1990 in South Africa
See also: 1989 in South Africa, other events of 1990, 1991 in South Africa and the Timeline of South African history.
Table of contents |
Events
February
- 11 February – President FW de Klerk scraps apartheid and releases Nelson Mandela
- The government state of emergency is lifted after 6 years in place
- The African National Congress, Pan Africanist Congress and the Communist Party are unbanned
March
- 4 March – Brigadier Oupa Gqozo of the Ciskei Defence Force leads a coup in the homeland of Ciskei
- 12 March – African National Congress president Oliver Tambo and vice-president Nelson Mandela meet for the first time in 28 years in Sweden
- 26 March – The Minister of Education Piet Clase announces that as of January 1991, the segregation of Whites and Blacks in state run schools is no more
April
- 25 April – Dirk Coetzee, former South African Police Commander of the Vlakplaas counter-insurgency unit, testifies at the Harms commission
May
- 2-4 May – The Groote Schuur talks between the South African government and the African National Congress
- 6 May – Pieter Willem Botha resigns from the National Party in protest against the State President of South Africa Frederik Willem de Klerk's reform proposals
August
- 1 August – African National Congress's armed wing, the Umkhonto we Sizwe, suspends its armed actions after 29 years
December
- 14 – 16 December – The African National Congress hold a national consultative conference in Johannesburg
Unknown date
- Namibia gains independence with the United Nations supervising the withdraw of South African forces and the first elections
- George Bizos becames a member of the African National Congress's Legal and Constitutional Committee
Births
Deaths
- 1 May – Jackie Matjili, Umkhonto we Sizwe member, is shot dead in Thokoza
- 13 June – Sipho Phungulwa, who was part of a group of exiles who were held in African National Congress detention camps in Angola, is shot dead in Umtata while trying to seek an audience with the Transkei ANC leadership to expose the hardships they had endured in Angola. Ndibulele Ndzamela, Mfanelo Matshaya and Pumlani Kubukeli are later granted amnesty on 13 August 1998 in connection with this incident.

________________________

In the 1990 South Africa timeline, how long had it been since Oliver Tambo and Nelson Mandela last met when they met on 12 March?

* DATA SUPPLIED
________________________

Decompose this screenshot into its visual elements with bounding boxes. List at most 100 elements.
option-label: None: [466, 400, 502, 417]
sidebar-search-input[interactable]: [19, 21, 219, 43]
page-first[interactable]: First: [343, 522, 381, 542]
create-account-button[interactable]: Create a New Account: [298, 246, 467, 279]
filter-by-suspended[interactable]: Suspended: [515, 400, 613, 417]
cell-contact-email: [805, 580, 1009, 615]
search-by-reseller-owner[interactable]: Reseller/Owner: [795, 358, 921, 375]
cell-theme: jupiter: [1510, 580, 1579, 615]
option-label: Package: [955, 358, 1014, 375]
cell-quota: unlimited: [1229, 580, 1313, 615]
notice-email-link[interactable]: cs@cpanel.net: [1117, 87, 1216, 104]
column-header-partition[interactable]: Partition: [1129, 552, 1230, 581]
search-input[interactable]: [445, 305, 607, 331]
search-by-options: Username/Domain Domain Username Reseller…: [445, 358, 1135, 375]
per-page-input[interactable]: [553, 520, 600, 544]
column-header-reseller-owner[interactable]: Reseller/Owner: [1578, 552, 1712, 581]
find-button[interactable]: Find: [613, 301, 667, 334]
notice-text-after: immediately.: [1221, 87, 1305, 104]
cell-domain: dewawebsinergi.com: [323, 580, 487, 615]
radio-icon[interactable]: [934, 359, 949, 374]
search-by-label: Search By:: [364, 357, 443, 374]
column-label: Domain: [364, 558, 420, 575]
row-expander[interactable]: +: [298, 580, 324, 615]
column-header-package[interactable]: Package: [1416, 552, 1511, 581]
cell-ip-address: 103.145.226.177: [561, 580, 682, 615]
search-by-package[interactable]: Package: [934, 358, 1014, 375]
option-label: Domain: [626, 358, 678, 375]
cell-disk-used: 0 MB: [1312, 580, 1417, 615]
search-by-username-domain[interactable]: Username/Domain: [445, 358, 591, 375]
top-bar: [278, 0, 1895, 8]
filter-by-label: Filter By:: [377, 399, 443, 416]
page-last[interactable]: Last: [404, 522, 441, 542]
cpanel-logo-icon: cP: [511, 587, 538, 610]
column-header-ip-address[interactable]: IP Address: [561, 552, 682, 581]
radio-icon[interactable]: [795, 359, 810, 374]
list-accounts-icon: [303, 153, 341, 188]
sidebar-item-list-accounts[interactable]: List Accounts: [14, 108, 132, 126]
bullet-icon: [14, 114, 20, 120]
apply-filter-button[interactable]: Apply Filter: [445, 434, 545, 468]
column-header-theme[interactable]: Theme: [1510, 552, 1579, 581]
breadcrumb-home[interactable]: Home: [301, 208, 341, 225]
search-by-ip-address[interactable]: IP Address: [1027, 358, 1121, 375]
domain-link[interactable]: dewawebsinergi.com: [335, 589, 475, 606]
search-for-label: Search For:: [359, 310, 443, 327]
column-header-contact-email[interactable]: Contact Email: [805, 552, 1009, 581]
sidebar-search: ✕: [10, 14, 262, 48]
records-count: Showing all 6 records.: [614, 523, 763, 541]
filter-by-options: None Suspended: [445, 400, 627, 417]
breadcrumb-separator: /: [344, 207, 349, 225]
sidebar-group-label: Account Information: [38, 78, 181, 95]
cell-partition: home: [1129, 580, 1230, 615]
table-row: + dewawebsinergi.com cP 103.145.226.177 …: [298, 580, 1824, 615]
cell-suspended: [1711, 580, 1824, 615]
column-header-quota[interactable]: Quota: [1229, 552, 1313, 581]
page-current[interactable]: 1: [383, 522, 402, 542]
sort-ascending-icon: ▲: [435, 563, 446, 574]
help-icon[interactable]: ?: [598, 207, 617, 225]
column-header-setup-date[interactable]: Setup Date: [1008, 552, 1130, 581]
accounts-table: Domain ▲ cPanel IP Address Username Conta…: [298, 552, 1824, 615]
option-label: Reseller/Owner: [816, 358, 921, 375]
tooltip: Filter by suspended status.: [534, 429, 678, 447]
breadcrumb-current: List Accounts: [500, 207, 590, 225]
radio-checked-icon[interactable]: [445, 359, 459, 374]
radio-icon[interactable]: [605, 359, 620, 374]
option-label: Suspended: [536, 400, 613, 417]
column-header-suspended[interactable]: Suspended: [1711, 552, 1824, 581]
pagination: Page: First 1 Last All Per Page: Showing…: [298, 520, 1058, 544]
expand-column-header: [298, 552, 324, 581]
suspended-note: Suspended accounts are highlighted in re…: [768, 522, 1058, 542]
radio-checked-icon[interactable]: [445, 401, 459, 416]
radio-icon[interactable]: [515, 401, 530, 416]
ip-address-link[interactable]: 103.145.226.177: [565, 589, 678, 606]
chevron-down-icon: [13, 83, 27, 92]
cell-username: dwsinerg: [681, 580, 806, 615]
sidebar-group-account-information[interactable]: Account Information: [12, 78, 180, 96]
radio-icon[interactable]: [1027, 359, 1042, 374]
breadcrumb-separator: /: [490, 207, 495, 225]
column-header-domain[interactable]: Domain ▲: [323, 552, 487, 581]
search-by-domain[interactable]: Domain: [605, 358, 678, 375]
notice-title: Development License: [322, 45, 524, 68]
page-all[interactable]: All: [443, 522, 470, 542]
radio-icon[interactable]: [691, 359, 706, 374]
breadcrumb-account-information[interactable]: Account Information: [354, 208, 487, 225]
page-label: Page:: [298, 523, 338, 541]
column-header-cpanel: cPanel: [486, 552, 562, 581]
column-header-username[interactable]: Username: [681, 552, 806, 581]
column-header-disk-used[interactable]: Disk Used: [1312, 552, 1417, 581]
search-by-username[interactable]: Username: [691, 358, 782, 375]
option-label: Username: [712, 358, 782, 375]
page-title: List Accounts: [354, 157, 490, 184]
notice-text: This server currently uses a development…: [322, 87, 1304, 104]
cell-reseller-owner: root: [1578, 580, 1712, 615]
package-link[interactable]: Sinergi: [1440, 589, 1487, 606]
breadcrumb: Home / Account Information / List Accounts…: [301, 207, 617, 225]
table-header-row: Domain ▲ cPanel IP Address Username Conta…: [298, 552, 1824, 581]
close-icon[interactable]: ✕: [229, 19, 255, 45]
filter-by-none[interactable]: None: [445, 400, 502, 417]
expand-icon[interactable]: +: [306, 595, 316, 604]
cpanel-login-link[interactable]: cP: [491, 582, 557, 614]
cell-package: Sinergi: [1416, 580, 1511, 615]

________________________

* RESULT BELOW
28 years